GOAL
Check every line of the material below for "liner". Give the number of lines that have it, and only that.

EXTRACTED DATA
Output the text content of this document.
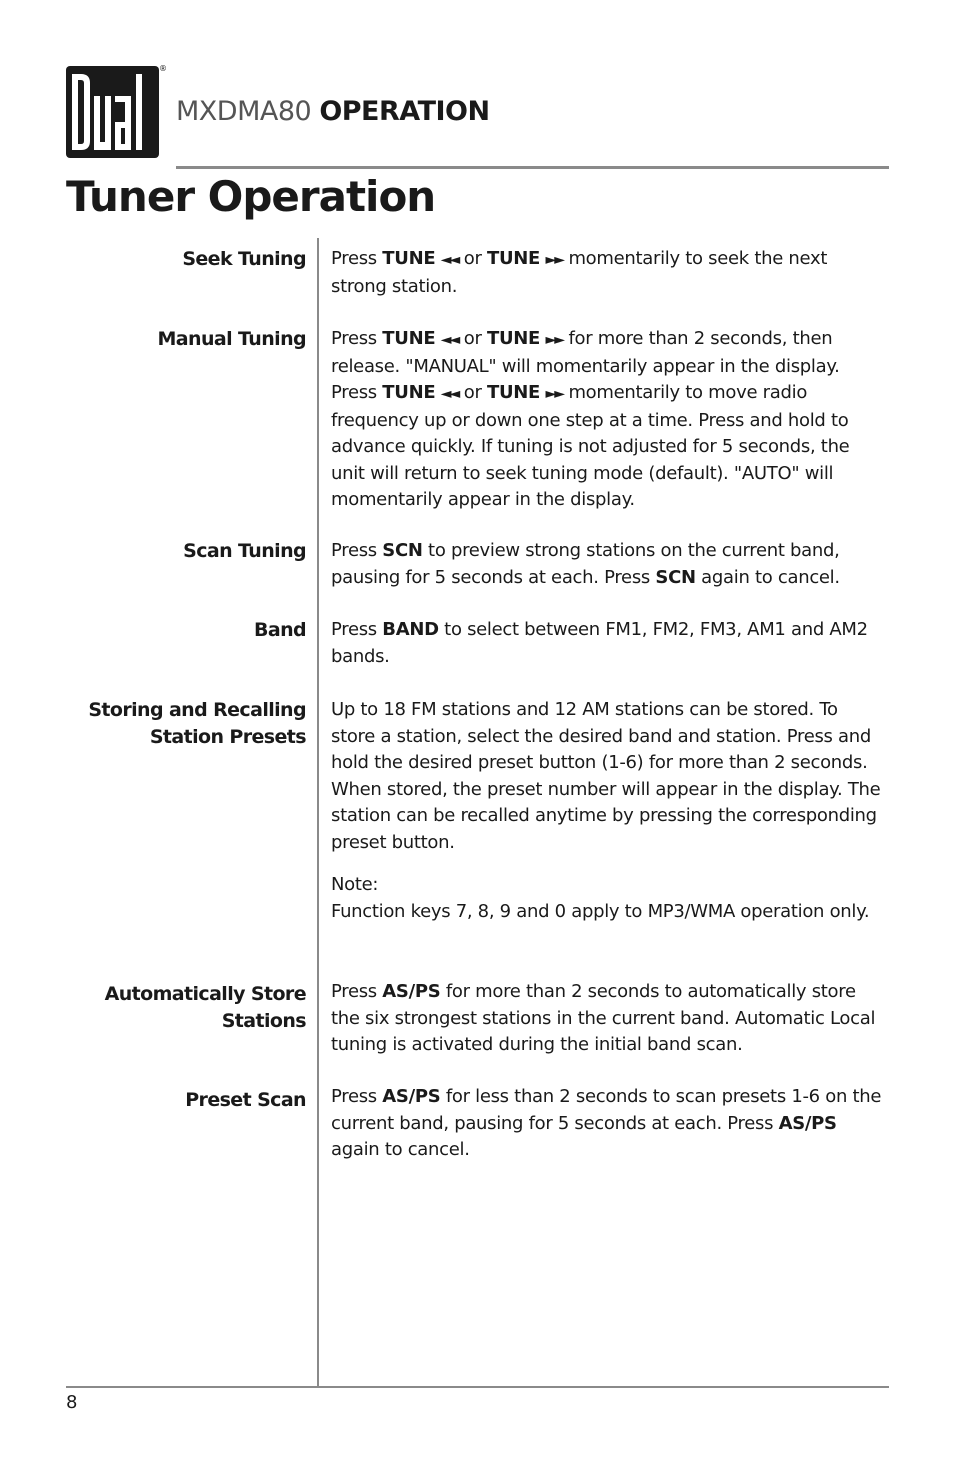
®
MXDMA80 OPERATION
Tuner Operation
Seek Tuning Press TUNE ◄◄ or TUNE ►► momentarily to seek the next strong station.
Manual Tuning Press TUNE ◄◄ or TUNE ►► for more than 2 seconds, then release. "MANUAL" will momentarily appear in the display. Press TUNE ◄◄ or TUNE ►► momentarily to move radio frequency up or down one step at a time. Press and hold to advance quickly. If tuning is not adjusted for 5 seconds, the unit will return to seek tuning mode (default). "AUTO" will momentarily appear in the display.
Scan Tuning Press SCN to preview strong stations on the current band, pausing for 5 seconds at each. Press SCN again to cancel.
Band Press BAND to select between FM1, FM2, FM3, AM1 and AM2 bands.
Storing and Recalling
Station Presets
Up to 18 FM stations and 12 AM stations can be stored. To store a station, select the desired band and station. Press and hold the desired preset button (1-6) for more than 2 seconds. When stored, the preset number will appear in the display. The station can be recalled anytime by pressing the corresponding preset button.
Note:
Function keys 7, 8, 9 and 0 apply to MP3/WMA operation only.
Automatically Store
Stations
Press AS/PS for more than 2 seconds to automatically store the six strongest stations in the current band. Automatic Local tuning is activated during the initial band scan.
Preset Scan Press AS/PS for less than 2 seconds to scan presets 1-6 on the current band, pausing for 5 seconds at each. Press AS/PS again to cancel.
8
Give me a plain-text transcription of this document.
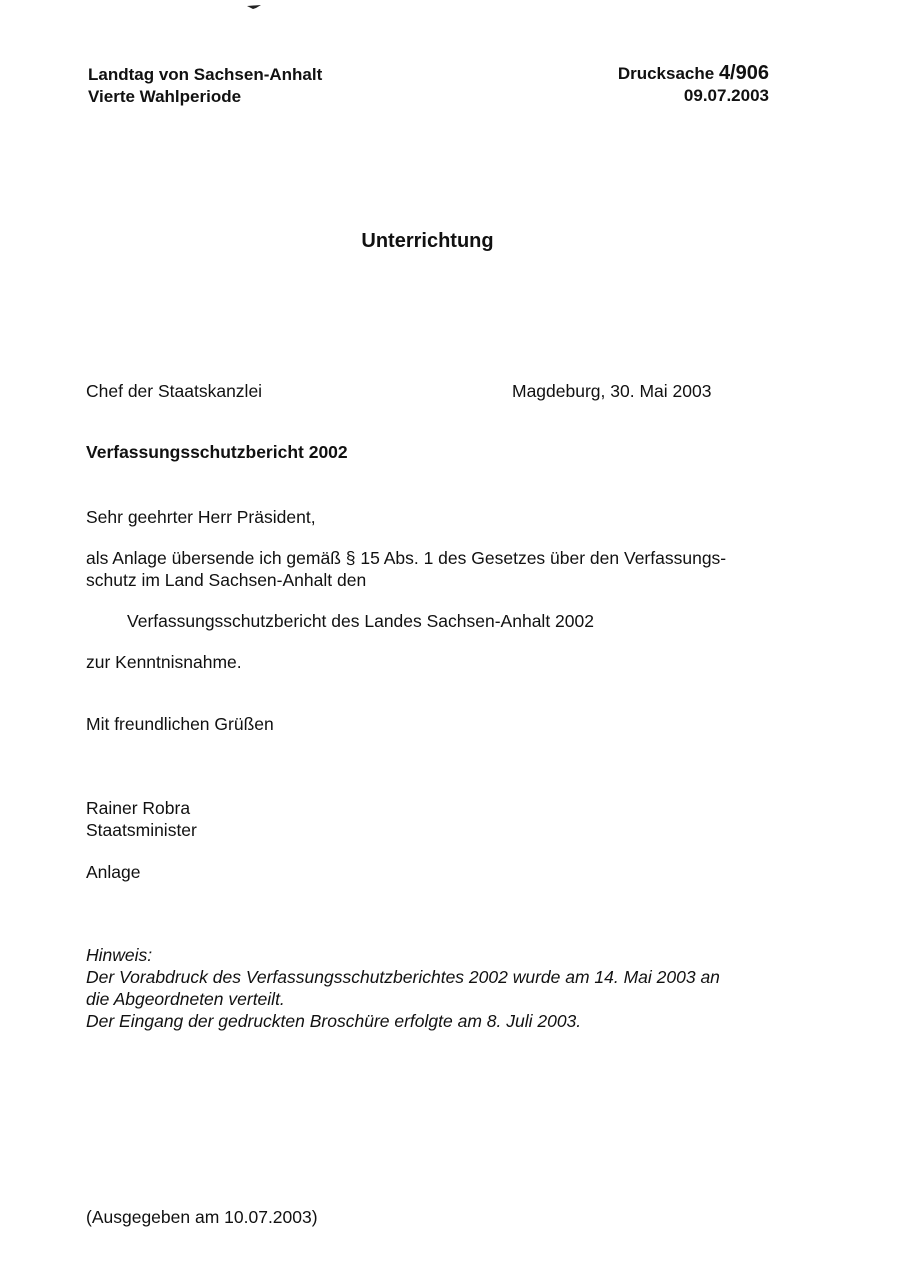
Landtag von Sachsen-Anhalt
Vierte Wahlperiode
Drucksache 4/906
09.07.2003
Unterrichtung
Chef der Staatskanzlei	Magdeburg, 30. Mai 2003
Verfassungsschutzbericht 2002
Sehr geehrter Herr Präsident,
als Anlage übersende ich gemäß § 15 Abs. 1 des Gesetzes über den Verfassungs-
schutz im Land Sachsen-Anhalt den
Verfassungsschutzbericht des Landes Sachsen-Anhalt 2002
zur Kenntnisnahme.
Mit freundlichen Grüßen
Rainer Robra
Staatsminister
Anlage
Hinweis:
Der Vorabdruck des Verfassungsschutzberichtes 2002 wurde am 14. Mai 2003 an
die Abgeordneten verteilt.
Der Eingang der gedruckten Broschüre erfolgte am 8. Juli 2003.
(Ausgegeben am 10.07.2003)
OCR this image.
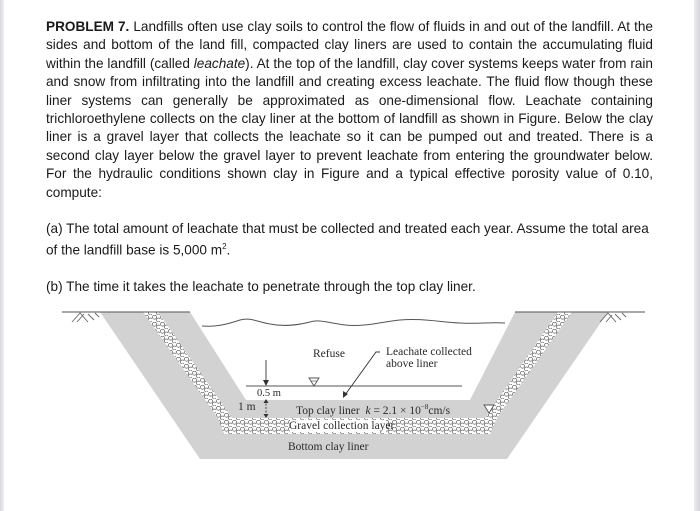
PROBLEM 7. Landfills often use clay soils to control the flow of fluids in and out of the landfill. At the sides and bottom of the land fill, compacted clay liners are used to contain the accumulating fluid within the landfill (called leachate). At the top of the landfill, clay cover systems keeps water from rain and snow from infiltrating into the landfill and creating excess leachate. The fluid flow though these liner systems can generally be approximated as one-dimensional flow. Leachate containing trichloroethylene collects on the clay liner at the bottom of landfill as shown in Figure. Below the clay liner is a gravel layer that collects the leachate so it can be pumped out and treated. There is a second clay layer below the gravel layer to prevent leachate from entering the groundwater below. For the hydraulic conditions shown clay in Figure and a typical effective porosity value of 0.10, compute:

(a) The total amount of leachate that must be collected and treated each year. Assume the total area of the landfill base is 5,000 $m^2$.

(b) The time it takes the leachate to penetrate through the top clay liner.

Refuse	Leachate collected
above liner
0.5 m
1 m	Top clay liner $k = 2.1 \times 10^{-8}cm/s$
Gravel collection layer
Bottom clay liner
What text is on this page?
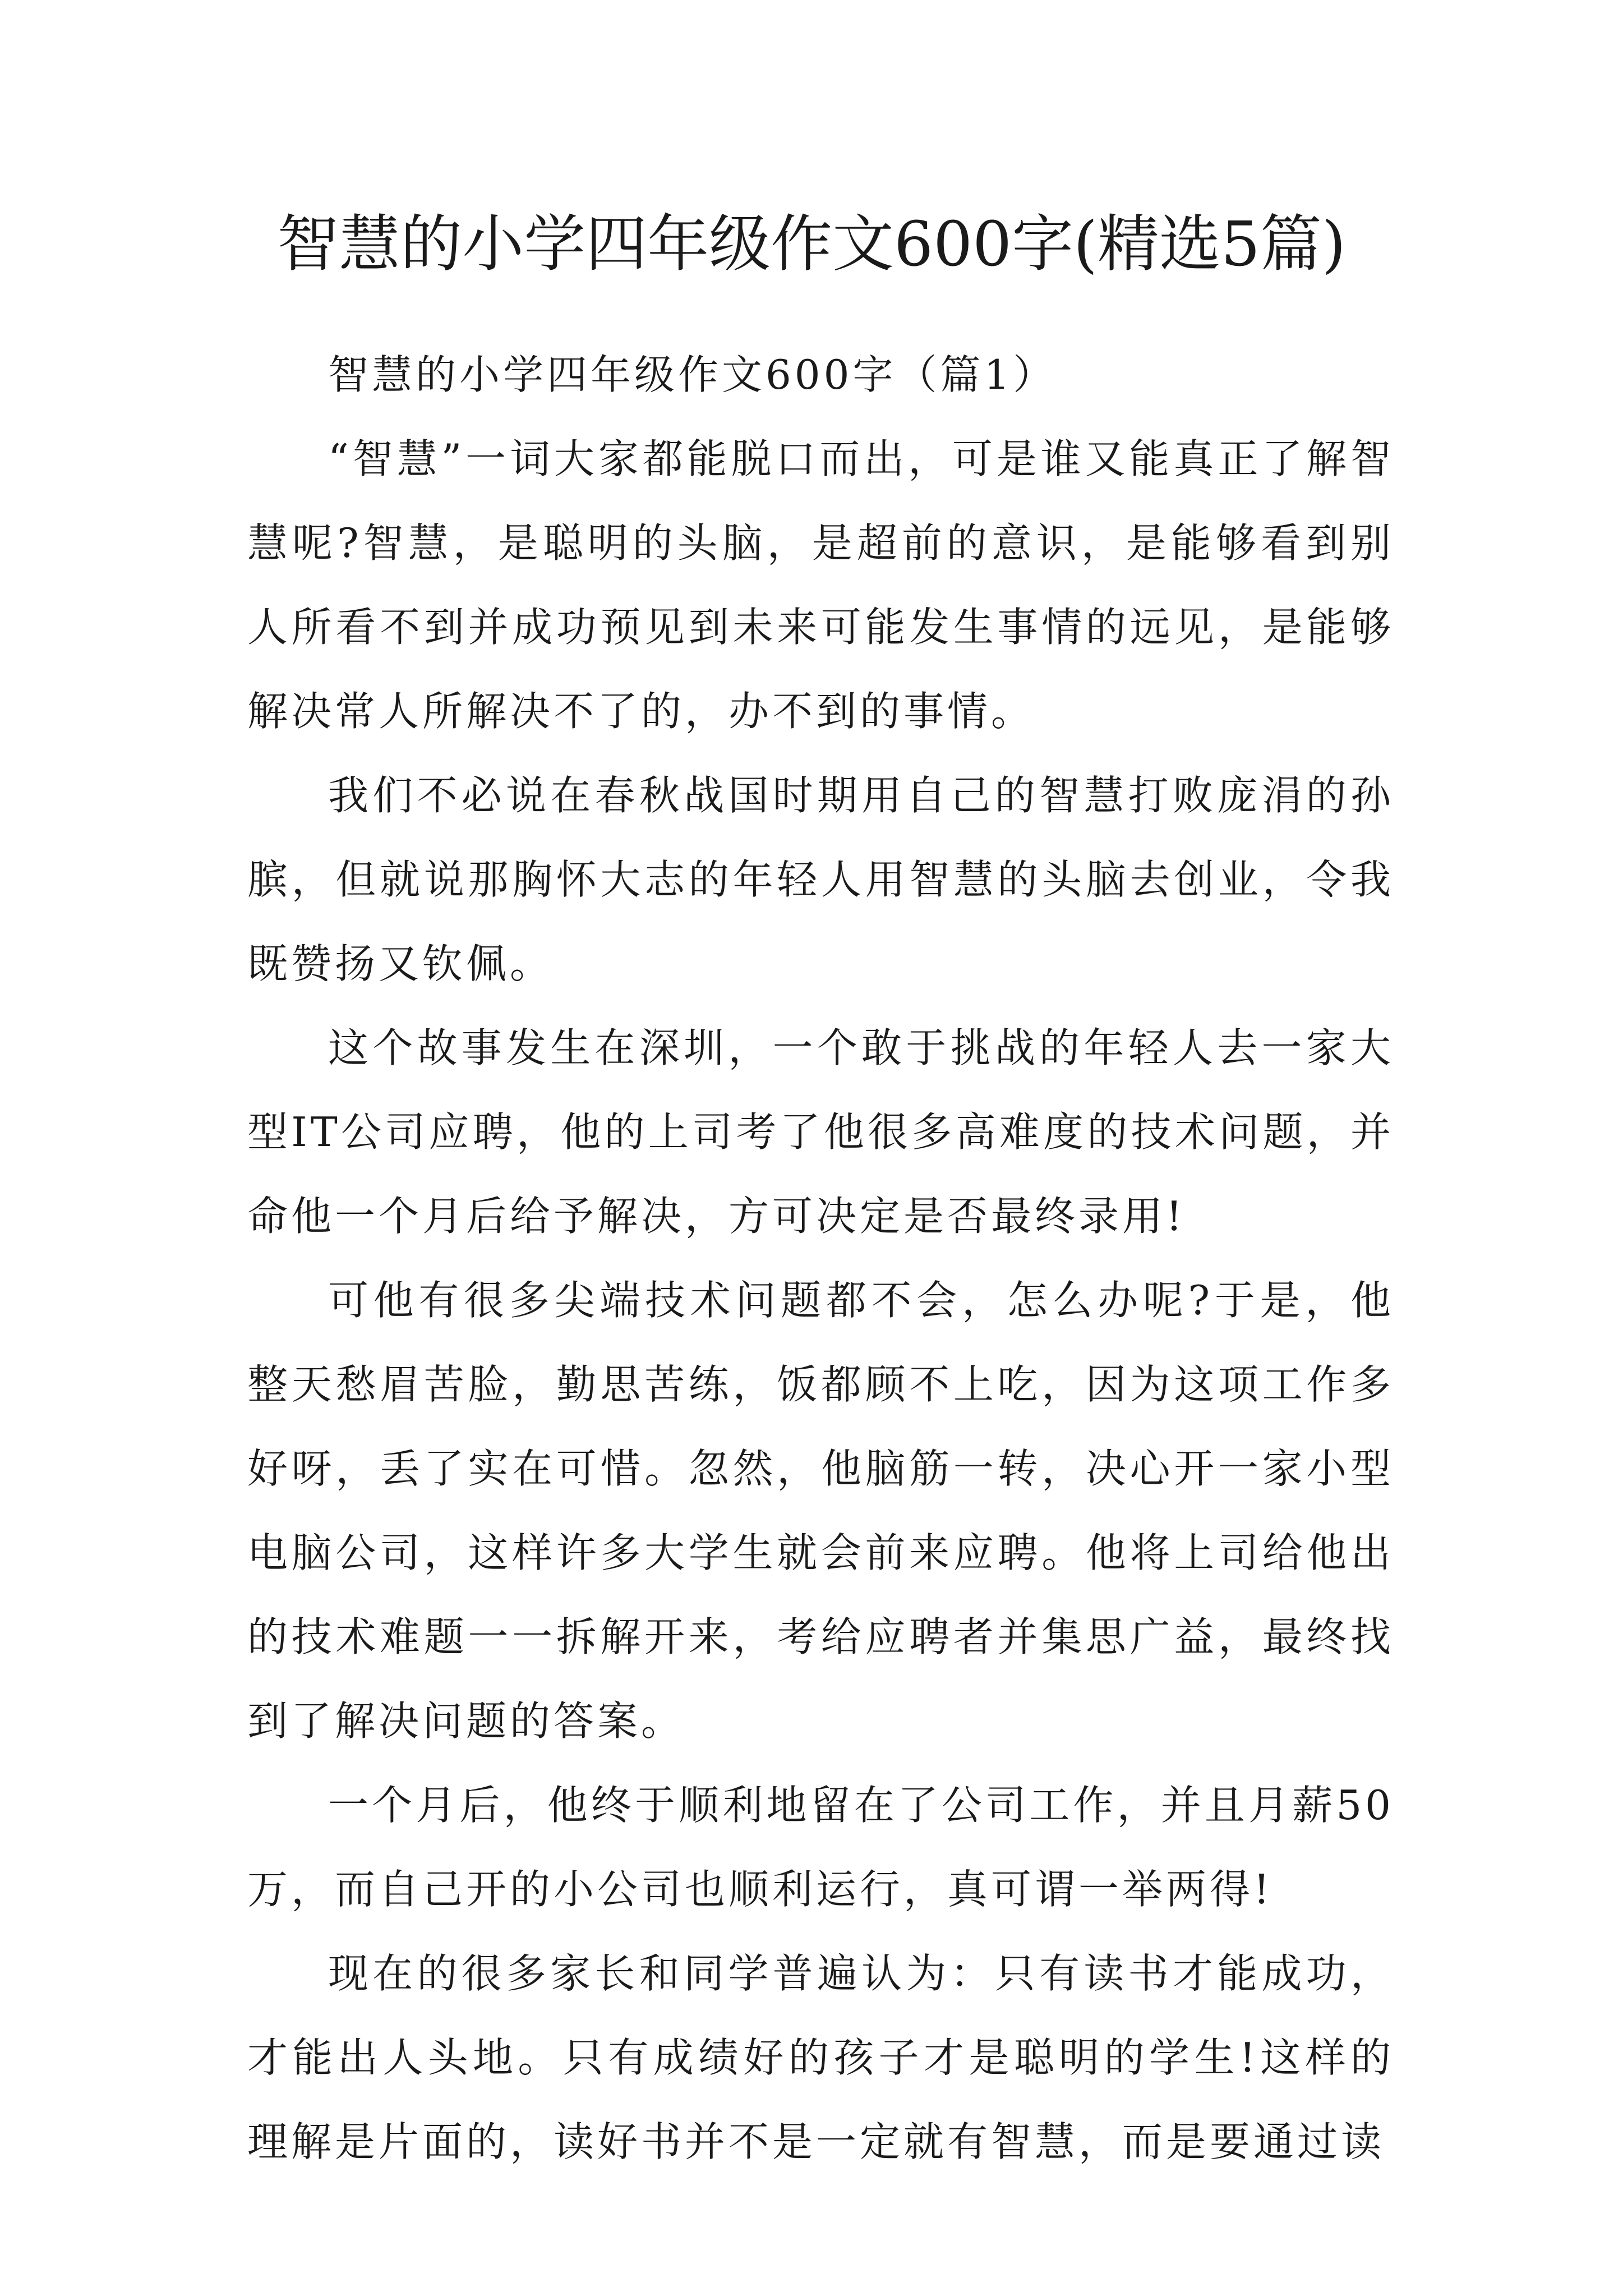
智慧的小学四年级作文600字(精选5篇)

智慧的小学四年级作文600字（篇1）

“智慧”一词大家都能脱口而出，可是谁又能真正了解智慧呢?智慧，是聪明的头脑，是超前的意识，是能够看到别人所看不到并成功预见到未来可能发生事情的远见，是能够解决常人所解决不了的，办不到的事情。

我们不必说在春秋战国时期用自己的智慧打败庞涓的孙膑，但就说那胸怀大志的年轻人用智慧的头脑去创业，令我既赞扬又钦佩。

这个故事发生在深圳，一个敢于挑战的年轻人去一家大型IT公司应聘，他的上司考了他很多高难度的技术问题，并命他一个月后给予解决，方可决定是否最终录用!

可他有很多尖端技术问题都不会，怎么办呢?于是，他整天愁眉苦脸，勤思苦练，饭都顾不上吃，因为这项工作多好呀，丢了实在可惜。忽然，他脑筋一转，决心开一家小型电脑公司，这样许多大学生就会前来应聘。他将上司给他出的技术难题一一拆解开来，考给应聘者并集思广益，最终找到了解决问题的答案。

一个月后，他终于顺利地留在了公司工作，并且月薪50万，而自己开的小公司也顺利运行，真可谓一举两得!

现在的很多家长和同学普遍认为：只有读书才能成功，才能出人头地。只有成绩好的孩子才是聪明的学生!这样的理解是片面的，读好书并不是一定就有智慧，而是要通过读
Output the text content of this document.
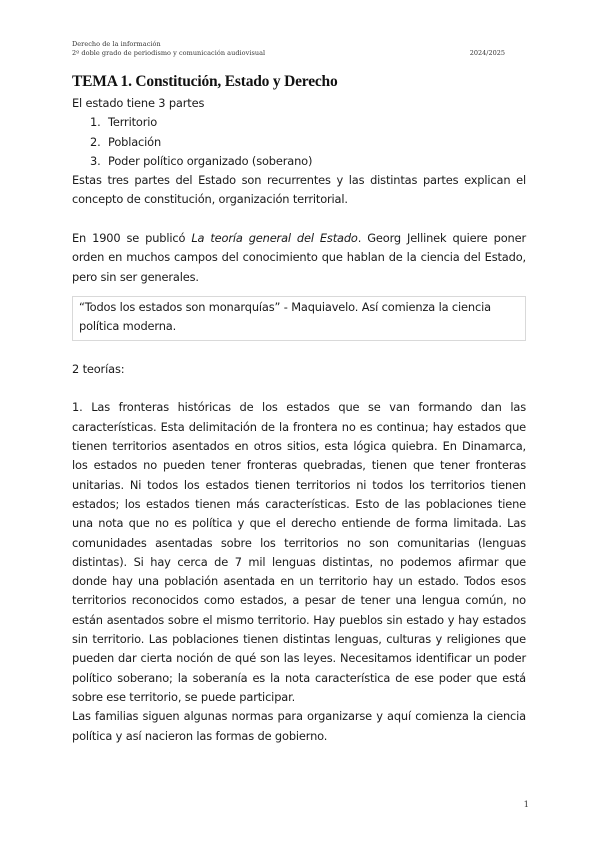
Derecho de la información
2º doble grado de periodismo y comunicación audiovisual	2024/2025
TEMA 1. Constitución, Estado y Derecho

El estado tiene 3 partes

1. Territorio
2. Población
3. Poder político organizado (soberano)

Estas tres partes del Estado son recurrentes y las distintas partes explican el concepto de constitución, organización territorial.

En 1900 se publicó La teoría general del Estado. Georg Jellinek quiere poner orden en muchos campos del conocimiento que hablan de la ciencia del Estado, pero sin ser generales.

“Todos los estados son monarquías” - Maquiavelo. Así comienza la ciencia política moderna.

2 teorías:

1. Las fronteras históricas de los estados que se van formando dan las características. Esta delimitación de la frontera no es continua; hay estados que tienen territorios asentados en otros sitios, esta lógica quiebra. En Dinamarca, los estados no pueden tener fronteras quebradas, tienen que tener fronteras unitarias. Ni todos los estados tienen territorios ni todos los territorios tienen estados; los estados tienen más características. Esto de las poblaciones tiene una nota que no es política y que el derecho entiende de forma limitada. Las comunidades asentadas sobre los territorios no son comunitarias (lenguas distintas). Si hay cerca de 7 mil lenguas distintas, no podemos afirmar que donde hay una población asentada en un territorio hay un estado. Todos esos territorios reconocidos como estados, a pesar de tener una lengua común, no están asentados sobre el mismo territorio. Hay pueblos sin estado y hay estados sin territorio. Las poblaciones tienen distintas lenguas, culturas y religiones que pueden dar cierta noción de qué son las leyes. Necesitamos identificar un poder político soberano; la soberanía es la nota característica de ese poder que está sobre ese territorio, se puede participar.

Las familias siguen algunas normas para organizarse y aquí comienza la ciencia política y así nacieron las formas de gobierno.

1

OUTPUT BELOW
5